--- Begin ENTRIES SHOWN ---

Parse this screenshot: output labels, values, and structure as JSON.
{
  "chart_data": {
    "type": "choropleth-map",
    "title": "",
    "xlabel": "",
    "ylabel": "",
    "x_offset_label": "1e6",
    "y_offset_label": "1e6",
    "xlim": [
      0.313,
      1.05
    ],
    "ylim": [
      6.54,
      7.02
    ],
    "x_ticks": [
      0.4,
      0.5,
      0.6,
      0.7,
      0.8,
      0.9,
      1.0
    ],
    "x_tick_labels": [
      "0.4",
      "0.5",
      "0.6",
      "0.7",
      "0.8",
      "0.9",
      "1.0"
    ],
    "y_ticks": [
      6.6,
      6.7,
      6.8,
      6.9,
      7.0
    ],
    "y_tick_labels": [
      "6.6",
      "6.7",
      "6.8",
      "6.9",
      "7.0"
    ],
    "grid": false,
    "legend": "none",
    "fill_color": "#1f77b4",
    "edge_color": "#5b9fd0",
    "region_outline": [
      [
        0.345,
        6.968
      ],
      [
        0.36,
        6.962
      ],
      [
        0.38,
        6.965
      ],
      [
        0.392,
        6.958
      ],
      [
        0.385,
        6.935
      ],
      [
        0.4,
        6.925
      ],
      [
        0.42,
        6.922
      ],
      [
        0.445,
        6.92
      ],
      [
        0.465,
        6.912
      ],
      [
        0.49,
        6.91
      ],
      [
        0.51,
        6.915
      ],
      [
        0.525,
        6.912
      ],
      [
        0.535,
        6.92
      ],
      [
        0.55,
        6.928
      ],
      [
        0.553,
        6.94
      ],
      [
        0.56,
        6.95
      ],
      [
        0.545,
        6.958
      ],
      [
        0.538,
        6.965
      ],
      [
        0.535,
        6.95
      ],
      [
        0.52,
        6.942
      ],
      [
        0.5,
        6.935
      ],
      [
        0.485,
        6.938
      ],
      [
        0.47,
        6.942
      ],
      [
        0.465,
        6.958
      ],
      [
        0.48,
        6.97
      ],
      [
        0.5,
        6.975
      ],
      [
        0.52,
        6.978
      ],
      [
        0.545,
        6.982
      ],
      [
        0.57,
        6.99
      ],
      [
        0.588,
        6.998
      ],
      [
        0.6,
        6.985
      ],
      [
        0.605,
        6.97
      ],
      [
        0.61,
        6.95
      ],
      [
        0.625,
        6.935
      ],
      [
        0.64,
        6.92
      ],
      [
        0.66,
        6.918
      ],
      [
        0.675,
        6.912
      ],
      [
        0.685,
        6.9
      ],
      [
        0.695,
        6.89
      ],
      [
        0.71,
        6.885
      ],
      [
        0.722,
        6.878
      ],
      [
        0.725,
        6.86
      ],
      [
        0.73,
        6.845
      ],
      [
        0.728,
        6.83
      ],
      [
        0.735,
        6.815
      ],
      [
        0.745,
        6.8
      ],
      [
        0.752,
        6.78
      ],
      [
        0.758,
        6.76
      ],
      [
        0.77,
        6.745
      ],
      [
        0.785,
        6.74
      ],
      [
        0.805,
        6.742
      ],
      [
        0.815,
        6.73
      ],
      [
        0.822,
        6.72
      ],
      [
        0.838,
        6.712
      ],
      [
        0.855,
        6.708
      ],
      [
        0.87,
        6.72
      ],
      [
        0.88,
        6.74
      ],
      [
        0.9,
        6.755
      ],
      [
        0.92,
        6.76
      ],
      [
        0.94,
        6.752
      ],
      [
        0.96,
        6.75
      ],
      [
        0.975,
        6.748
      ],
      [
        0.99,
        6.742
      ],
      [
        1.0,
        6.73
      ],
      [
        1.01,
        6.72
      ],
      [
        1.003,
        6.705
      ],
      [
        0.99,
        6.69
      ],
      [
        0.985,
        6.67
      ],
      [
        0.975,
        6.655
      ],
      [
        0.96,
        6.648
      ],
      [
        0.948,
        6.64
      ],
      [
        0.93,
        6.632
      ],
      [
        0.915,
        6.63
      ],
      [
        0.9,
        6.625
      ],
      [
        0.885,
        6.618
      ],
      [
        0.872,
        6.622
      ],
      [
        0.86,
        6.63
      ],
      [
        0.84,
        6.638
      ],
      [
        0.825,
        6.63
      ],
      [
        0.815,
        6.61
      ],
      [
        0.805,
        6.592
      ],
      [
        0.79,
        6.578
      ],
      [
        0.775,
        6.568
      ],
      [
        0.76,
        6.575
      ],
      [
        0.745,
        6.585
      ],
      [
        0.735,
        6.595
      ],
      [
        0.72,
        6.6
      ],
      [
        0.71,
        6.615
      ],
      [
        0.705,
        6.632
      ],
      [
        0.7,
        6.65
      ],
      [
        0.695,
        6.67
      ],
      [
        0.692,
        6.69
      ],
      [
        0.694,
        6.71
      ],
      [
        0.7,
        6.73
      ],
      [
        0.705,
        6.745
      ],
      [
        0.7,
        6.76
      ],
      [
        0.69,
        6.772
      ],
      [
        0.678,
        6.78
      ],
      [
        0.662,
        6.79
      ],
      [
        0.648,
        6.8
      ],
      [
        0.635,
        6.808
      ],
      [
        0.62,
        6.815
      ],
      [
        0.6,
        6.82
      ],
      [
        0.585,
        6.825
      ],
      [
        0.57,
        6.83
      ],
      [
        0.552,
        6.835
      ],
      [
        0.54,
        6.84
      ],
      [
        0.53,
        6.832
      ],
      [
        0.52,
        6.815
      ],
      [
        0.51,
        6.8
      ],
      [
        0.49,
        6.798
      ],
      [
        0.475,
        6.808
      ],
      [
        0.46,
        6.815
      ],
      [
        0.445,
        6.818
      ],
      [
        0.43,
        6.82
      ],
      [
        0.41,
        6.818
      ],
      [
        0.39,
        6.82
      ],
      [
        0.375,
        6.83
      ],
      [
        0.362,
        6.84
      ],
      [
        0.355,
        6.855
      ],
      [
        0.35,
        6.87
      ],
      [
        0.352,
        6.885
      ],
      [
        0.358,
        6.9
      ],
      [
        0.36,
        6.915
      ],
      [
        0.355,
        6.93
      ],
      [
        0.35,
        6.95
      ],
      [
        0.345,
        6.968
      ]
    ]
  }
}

--- End ENTRIES SHOWN ---

__WRITTEN INSTRUCTION__: The records above should be duplicated in full, exactly as given.

__WRITTEN ANSWER__:
Parse this screenshot: output labels, values, and structure as JSON.
{
  "chart_data": {
    "type": "choropleth-map",
    "title": "",
    "xlabel": "",
    "ylabel": "",
    "x_offset_label": "1e6",
    "y_offset_label": "1e6",
    "xlim": [
      0.313,
      1.05
    ],
    "ylim": [
      6.54,
      7.02
    ],
    "x_ticks": [
      0.4,
      0.5,
      0.6,
      0.7,
      0.8,
      0.9,
      1.0
    ],
    "x_tick_labels": [
      "0.4",
      "0.5",
      "0.6",
      "0.7",
      "0.8",
      "0.9",
      "1.0"
    ],
    "y_ticks": [
      6.6,
      6.7,
      6.8,
      6.9,
      7.0
    ],
    "y_tick_labels": [
      "6.6",
      "6.7",
      "6.8",
      "6.9",
      "7.0"
    ],
    "grid": false,
    "legend": "none",
    "fill_color": "#1f77b4",
    "edge_color": "#5b9fd0",
    "region_outline": [
      [
        0.345,
        6.968
      ],
      [
        0.36,
        6.962
      ],
      [
        0.38,
        6.965
      ],
      [
        0.392,
        6.958
      ],
      [
        0.385,
        6.935
      ],
      [
        0.4,
        6.925
      ],
      [
        0.42,
        6.922
      ],
      [
        0.445,
        6.92
      ],
      [
        0.465,
        6.912
      ],
      [
        0.49,
        6.91
      ],
      [
        0.51,
        6.915
      ],
      [
        0.525,
        6.912
      ],
      [
        0.535,
        6.92
      ],
      [
        0.55,
        6.928
      ],
      [
        0.553,
        6.94
      ],
      [
        0.56,
        6.95
      ],
      [
        0.545,
        6.958
      ],
      [
        0.538,
        6.965
      ],
      [
        0.535,
        6.95
      ],
      [
        0.52,
        6.942
      ],
      [
        0.5,
        6.935
      ],
      [
        0.485,
        6.938
      ],
      [
        0.47,
        6.942
      ],
      [
        0.465,
        6.958
      ],
      [
        0.48,
        6.97
      ],
      [
        0.5,
        6.975
      ],
      [
        0.52,
        6.978
      ],
      [
        0.545,
        6.982
      ],
      [
        0.57,
        6.99
      ],
      [
        0.588,
        6.998
      ],
      [
        0.6,
        6.985
      ],
      [
        0.605,
        6.97
      ],
      [
        0.61,
        6.95
      ],
      [
        0.625,
        6.935
      ],
      [
        0.64,
        6.92
      ],
      [
        0.66,
        6.918
      ],
      [
        0.675,
        6.912
      ],
      [
        0.685,
        6.9
      ],
      [
        0.695,
        6.89
      ],
      [
        0.71,
        6.885
      ],
      [
        0.722,
        6.878
      ],
      [
        0.725,
        6.86
      ],
      [
        0.73,
        6.845
      ],
      [
        0.728,
        6.83
      ],
      [
        0.735,
        6.815
      ],
      [
        0.745,
        6.8
      ],
      [
        0.752,
        6.78
      ],
      [
        0.758,
        6.76
      ],
      [
        0.77,
        6.745
      ],
      [
        0.785,
        6.74
      ],
      [
        0.805,
        6.742
      ],
      [
        0.815,
        6.73
      ],
      [
        0.822,
        6.72
      ],
      [
        0.838,
        6.712
      ],
      [
        0.855,
        6.708
      ],
      [
        0.87,
        6.72
      ],
      [
        0.88,
        6.74
      ],
      [
        0.9,
        6.755
      ],
      [
        0.92,
        6.76
      ],
      [
        0.94,
        6.752
      ],
      [
        0.96,
        6.75
      ],
      [
        0.975,
        6.748
      ],
      [
        0.99,
        6.742
      ],
      [
        1.0,
        6.73
      ],
      [
        1.01,
        6.72
      ],
      [
        1.003,
        6.705
      ],
      [
        0.99,
        6.69
      ],
      [
        0.985,
        6.67
      ],
      [
        0.975,
        6.655
      ],
      [
        0.96,
        6.648
      ],
      [
        0.948,
        6.64
      ],
      [
        0.93,
        6.632
      ],
      [
        0.915,
        6.63
      ],
      [
        0.9,
        6.625
      ],
      [
        0.885,
        6.618
      ],
      [
        0.872,
        6.622
      ],
      [
        0.86,
        6.63
      ],
      [
        0.84,
        6.638
      ],
      [
        0.825,
        6.63
      ],
      [
        0.815,
        6.61
      ],
      [
        0.805,
        6.592
      ],
      [
        0.79,
        6.578
      ],
      [
        0.775,
        6.568
      ],
      [
        0.76,
        6.575
      ],
      [
        0.745,
        6.585
      ],
      [
        0.735,
        6.595
      ],
      [
        0.72,
        6.6
      ],
      [
        0.71,
        6.615
      ],
      [
        0.705,
        6.632
      ],
      [
        0.7,
        6.65
      ],
      [
        0.695,
        6.67
      ],
      [
        0.692,
        6.69
      ],
      [
        0.694,
        6.71
      ],
      [
        0.7,
        6.73
      ],
      [
        0.705,
        6.745
      ],
      [
        0.7,
        6.76
      ],
      [
        0.69,
        6.772
      ],
      [
        0.678,
        6.78
      ],
      [
        0.662,
        6.79
      ],
      [
        0.648,
        6.8
      ],
      [
        0.635,
        6.808
      ],
      [
        0.62,
        6.815
      ],
      [
        0.6,
        6.82
      ],
      [
        0.585,
        6.825
      ],
      [
        0.57,
        6.83
      ],
      [
        0.552,
        6.835
      ],
      [
        0.54,
        6.84
      ],
      [
        0.53,
        6.832
      ],
      [
        0.52,
        6.815
      ],
      [
        0.51,
        6.8
      ],
      [
        0.49,
        6.798
      ],
      [
        0.475,
        6.808
      ],
      [
        0.46,
        6.815
      ],
      [
        0.445,
        6.818
      ],
      [
        0.43,
        6.82
      ],
      [
        0.41,
        6.818
      ],
      [
        0.39,
        6.82
      ],
      [
        0.375,
        6.83
      ],
      [
        0.362,
        6.84
      ],
      [
        0.355,
        6.855
      ],
      [
        0.35,
        6.87
      ],
      [
        0.352,
        6.885
      ],
      [
        0.358,
        6.9
      ],
      [
        0.36,
        6.915
      ],
      [
        0.355,
        6.93
      ],
      [
        0.35,
        6.95
      ],
      [
        0.345,
        6.968
      ]
    ]
  }
}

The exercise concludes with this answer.